- **What is expected**: Reproduce the data exactly and drop any pictures it holds.

(Extracted data entries)
** begin **
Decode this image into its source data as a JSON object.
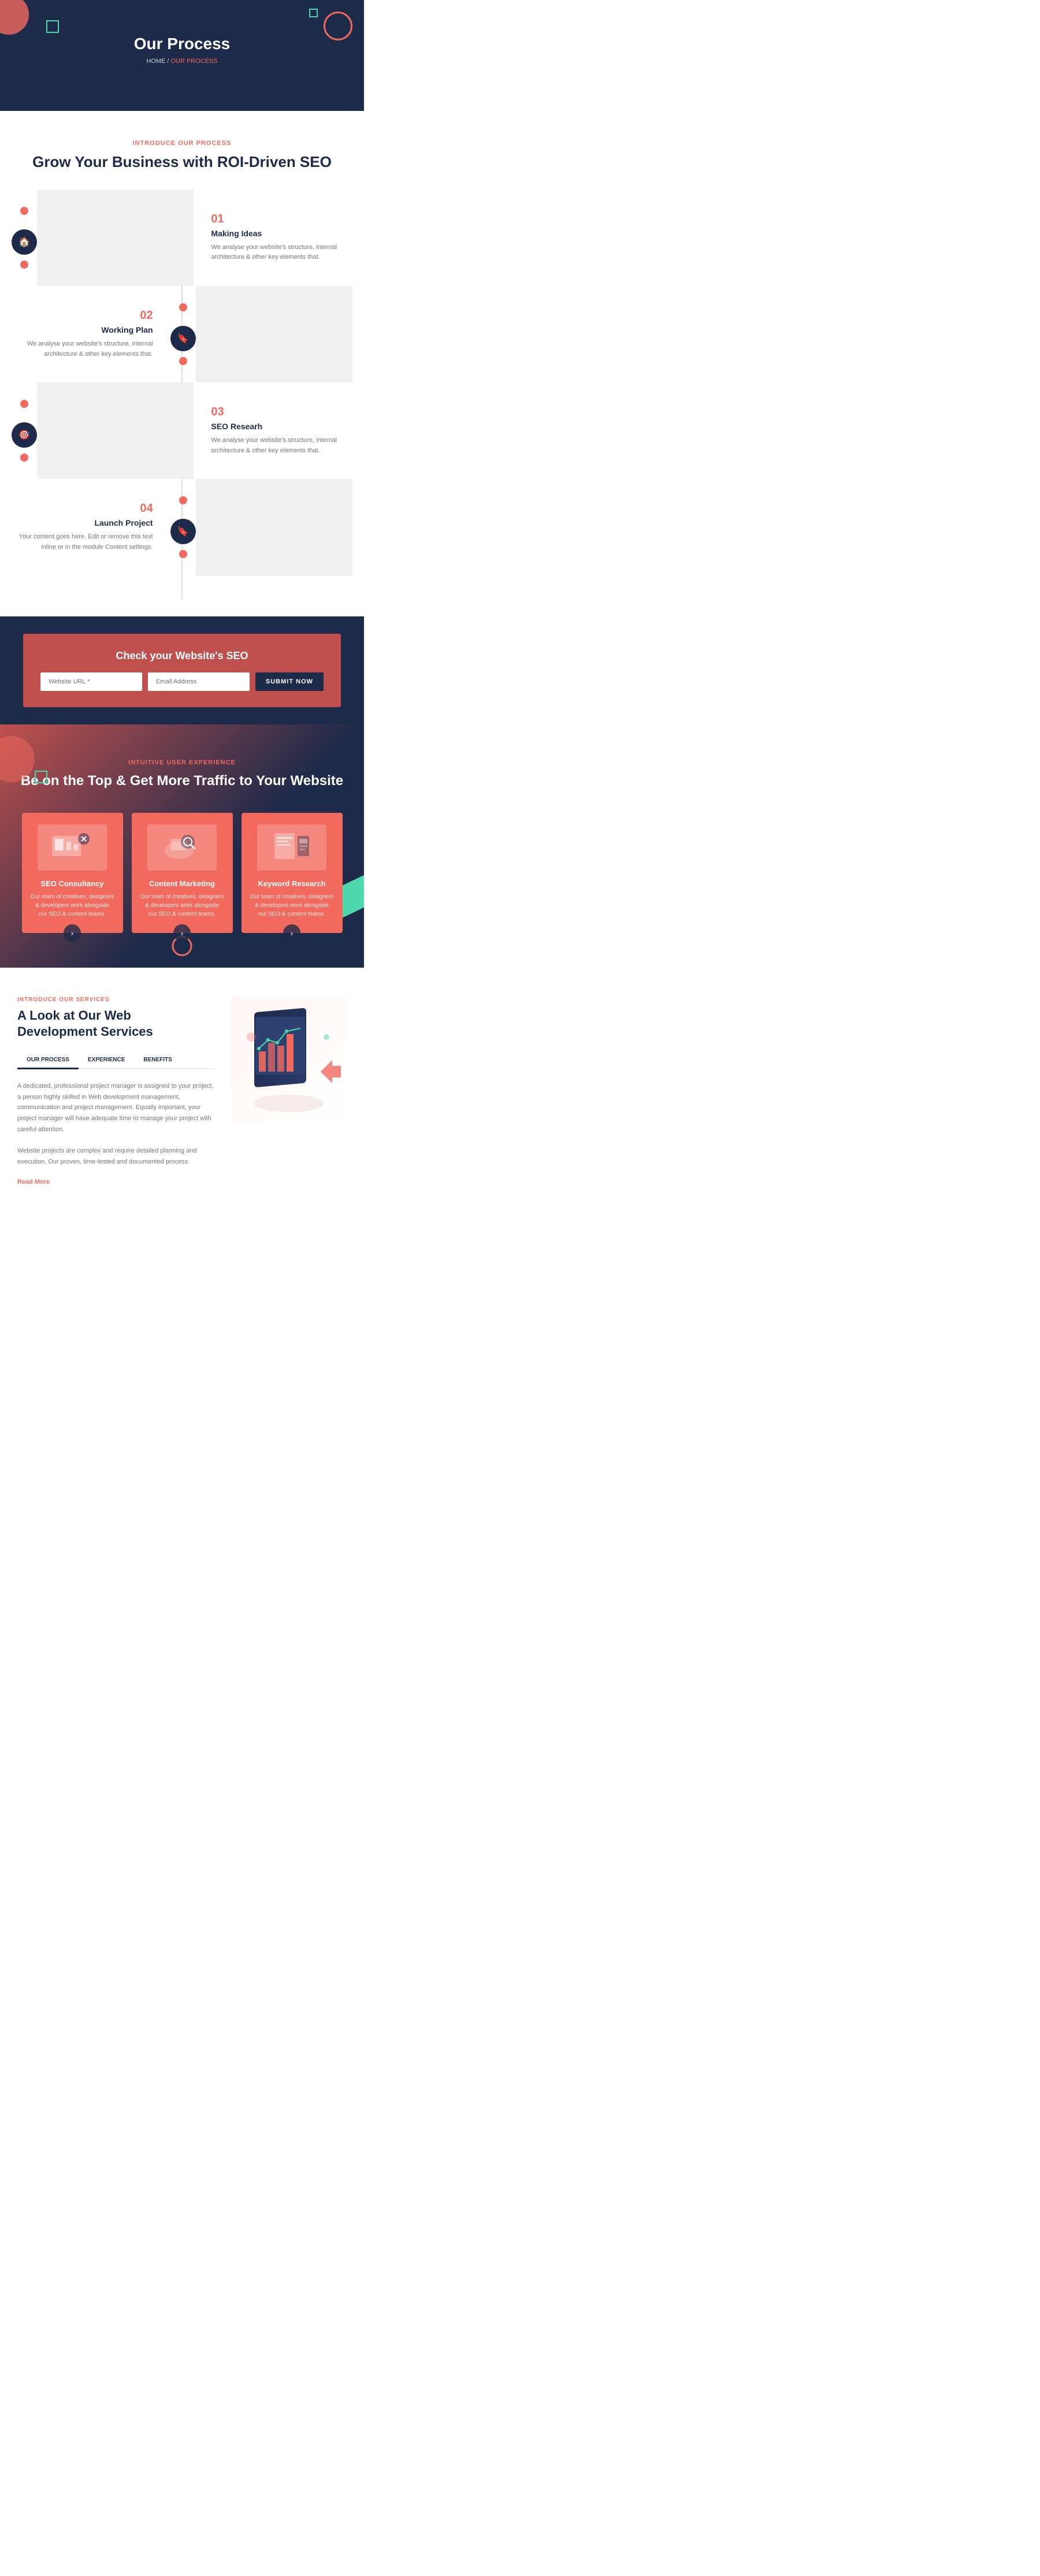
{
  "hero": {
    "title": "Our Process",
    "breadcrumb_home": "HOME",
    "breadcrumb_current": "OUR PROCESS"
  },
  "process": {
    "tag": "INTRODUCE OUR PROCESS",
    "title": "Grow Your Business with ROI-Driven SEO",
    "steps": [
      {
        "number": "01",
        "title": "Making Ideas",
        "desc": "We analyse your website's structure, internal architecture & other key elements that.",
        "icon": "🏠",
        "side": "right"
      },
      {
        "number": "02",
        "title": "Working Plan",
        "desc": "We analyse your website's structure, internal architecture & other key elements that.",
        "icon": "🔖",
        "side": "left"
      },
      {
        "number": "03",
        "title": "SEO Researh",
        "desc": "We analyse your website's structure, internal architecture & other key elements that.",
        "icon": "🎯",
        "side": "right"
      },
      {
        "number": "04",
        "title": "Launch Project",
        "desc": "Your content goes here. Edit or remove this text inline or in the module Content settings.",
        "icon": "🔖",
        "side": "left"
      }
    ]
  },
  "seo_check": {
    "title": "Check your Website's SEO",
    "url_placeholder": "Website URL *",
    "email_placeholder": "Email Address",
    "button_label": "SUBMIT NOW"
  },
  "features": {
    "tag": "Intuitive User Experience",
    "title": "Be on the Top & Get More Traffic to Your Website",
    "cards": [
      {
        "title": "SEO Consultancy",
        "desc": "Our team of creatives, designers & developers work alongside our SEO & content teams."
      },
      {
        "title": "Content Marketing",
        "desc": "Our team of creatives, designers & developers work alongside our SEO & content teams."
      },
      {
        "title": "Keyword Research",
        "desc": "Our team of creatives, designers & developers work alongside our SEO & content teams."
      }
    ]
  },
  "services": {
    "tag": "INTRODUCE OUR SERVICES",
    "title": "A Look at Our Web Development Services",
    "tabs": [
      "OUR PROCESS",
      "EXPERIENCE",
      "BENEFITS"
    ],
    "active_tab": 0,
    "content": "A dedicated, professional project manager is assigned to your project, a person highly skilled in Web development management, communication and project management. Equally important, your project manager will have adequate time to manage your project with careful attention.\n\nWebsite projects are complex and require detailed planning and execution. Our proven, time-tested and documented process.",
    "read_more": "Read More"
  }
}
** end **
- **Task result**:
Decode this image into its source data as a JSON object.
{
  "hero": {
    "title": "Our Process",
    "breadcrumb_home": "HOME",
    "breadcrumb_current": "OUR PROCESS"
  },
  "process": {
    "tag": "INTRODUCE OUR PROCESS",
    "title": "Grow Your Business with ROI-Driven SEO",
    "steps": [
      {
        "number": "01",
        "title": "Making Ideas",
        "desc": "We analyse your website's structure, internal architecture & other key elements that.",
        "icon": "🏠",
        "side": "right"
      },
      {
        "number": "02",
        "title": "Working Plan",
        "desc": "We analyse your website's structure, internal architecture & other key elements that.",
        "icon": "🔖",
        "side": "left"
      },
      {
        "number": "03",
        "title": "SEO Researh",
        "desc": "We analyse your website's structure, internal architecture & other key elements that.",
        "icon": "🎯",
        "side": "right"
      },
      {
        "number": "04",
        "title": "Launch Project",
        "desc": "Your content goes here. Edit or remove this text inline or in the module Content settings.",
        "icon": "🔖",
        "side": "left"
      }
    ]
  },
  "seo_check": {
    "title": "Check your Website's SEO",
    "url_placeholder": "Website URL *",
    "email_placeholder": "Email Address",
    "button_label": "SUBMIT NOW"
  },
  "features": {
    "tag": "Intuitive User Experience",
    "title": "Be on the Top & Get More Traffic to Your Website",
    "cards": [
      {
        "title": "SEO Consultancy",
        "desc": "Our team of creatives, designers & developers work alongside our SEO & content teams."
      },
      {
        "title": "Content Marketing",
        "desc": "Our team of creatives, designers & developers work alongside our SEO & content teams."
      },
      {
        "title": "Keyword Research",
        "desc": "Our team of creatives, designers & developers work alongside our SEO & content teams."
      }
    ]
  },
  "services": {
    "tag": "INTRODUCE OUR SERVICES",
    "title": "A Look at Our Web Development Services",
    "tabs": [
      "OUR PROCESS",
      "EXPERIENCE",
      "BENEFITS"
    ],
    "active_tab": 0,
    "content": "A dedicated, professional project manager is assigned to your project, a person highly skilled in Web development management, communication and project management. Equally important, your project manager will have adequate time to manage your project with careful attention.\n\nWebsite projects are complex and require detailed planning and execution. Our proven, time-tested and documented process.",
    "read_more": "Read More"
  }
}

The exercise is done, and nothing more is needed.